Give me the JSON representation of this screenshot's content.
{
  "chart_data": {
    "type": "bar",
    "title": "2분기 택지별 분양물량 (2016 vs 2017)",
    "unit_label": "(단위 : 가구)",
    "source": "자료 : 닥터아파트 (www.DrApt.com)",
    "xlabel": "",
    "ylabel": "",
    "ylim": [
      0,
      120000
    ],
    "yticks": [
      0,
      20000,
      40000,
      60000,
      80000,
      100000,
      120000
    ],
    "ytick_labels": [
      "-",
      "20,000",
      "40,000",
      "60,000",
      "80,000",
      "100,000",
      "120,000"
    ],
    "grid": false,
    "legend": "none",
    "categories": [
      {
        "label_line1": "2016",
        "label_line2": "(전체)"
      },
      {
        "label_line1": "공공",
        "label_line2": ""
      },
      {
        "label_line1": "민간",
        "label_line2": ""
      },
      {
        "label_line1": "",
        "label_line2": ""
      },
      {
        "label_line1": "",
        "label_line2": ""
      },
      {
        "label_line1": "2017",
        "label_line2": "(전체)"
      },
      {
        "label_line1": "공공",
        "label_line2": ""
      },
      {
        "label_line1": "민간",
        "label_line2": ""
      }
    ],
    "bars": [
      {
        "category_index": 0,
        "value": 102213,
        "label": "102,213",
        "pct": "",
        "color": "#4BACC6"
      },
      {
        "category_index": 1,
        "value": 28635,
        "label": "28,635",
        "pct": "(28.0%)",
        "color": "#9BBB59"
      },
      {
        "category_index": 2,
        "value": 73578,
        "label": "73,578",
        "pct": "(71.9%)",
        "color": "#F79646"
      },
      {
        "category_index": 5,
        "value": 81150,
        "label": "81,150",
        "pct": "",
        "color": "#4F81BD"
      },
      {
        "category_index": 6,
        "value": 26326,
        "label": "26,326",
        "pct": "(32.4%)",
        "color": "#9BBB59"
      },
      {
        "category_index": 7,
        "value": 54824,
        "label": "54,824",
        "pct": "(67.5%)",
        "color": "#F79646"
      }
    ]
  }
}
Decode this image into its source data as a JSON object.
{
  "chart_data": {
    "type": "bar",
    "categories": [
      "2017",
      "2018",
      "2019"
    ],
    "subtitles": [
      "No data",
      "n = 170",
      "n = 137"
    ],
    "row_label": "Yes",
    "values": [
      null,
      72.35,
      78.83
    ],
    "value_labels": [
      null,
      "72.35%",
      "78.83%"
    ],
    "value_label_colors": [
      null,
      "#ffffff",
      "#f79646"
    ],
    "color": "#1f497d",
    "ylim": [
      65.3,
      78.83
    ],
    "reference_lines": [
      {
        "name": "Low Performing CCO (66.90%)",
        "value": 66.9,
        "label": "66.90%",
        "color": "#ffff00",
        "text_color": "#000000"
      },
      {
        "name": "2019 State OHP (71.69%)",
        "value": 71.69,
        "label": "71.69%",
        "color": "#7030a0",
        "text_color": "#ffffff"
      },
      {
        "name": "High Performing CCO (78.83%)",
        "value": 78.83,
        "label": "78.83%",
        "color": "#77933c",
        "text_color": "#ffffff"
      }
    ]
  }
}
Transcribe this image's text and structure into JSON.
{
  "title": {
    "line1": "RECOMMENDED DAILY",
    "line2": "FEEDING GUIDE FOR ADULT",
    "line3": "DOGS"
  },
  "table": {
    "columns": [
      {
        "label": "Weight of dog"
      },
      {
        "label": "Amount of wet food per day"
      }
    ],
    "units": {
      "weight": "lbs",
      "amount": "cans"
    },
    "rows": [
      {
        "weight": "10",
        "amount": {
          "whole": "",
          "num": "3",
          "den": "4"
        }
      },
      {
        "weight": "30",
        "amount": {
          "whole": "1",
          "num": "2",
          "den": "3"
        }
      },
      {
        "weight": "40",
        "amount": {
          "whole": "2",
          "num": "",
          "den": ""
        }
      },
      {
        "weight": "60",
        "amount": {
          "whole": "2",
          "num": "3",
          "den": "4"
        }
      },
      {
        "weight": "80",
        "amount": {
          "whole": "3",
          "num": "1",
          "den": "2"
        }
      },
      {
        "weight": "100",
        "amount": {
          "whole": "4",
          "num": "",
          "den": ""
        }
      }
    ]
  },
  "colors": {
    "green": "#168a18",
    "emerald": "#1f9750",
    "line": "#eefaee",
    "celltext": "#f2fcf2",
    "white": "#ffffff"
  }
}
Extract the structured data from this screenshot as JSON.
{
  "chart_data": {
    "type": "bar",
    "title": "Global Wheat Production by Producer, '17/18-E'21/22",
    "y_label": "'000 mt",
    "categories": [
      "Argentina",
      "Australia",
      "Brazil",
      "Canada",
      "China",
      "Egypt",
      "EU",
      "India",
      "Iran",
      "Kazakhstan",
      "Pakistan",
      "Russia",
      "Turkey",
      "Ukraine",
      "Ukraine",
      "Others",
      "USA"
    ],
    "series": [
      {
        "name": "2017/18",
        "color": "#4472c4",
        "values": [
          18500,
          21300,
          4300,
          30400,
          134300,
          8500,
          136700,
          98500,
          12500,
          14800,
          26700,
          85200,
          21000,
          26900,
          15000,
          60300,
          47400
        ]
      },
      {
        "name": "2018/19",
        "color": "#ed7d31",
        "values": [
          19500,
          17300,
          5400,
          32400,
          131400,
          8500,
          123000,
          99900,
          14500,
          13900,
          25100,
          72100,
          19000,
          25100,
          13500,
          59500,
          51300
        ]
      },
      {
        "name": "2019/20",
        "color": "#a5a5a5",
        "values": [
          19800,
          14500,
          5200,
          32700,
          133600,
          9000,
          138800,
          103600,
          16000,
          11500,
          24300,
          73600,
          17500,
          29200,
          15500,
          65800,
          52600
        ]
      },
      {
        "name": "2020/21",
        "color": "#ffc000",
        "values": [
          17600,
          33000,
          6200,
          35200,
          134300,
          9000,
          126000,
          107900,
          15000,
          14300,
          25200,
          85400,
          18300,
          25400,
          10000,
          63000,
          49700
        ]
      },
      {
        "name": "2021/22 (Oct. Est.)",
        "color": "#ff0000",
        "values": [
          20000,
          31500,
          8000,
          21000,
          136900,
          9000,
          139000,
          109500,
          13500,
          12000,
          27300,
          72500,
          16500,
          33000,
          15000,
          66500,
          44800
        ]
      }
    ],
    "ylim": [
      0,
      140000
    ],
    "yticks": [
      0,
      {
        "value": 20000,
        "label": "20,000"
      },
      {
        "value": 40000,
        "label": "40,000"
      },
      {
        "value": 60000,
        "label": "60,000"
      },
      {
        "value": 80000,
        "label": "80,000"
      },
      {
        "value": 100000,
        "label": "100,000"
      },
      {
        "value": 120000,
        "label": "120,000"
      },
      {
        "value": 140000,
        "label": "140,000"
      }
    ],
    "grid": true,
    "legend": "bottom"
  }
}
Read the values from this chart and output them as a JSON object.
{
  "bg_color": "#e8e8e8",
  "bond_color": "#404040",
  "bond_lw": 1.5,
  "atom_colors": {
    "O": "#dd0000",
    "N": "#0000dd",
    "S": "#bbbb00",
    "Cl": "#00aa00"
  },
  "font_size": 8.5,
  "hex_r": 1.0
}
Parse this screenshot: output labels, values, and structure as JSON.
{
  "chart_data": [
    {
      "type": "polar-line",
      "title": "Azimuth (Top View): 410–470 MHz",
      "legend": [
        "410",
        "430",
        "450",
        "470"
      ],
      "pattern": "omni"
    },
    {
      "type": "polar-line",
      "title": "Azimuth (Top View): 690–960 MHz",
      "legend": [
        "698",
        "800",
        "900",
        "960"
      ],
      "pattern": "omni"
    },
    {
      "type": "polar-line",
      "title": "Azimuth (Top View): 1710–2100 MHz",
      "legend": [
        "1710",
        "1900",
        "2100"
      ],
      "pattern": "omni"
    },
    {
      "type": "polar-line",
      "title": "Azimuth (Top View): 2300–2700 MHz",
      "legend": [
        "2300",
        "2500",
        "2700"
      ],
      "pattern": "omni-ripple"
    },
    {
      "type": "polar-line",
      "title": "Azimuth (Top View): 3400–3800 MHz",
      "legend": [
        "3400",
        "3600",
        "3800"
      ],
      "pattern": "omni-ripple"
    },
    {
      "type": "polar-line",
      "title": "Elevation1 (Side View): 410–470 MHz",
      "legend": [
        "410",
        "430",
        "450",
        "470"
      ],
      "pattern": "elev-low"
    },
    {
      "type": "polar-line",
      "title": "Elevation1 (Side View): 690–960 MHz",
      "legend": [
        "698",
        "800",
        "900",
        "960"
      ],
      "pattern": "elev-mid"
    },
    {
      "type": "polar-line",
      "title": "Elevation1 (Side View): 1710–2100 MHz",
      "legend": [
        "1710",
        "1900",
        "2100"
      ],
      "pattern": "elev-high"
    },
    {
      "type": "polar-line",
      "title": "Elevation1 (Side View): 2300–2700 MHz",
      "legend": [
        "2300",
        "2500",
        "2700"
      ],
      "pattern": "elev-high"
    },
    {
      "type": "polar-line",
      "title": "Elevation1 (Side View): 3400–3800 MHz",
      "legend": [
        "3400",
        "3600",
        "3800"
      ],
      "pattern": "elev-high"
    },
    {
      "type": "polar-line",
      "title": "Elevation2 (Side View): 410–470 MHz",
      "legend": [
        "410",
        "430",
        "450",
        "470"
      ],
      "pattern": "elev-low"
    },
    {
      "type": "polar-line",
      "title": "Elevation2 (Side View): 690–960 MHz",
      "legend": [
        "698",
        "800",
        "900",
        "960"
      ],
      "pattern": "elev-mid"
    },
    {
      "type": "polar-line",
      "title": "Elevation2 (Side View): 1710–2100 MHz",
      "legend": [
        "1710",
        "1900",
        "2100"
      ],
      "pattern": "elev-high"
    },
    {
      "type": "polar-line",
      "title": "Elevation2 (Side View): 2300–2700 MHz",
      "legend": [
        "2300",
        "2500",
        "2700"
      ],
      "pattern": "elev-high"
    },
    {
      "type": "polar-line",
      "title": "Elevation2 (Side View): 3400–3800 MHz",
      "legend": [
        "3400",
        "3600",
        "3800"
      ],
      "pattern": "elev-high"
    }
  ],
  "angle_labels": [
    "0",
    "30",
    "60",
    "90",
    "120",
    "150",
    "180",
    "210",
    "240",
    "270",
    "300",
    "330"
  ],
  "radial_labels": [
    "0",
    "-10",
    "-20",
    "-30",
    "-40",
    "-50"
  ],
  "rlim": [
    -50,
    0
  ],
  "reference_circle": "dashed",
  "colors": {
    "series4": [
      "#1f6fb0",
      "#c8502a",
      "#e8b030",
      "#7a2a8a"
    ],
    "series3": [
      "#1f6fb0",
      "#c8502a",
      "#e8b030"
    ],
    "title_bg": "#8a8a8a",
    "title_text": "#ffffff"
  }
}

PROBLEM REQUIREMENTS |
Every line in the data that holds "this" should be copied out.

WRITTEN RESPONSE |
Give me the JSON representation of this screenshot's content.
Decode this image into its source data as a JSON object.
Transcribe this image's text and structure into JSON.
Extract the structured data from this screenshot as JSON.
Read the values from this chart and output them as a JSON object.
Parse this screenshot: output labels, values, and structure as JSON.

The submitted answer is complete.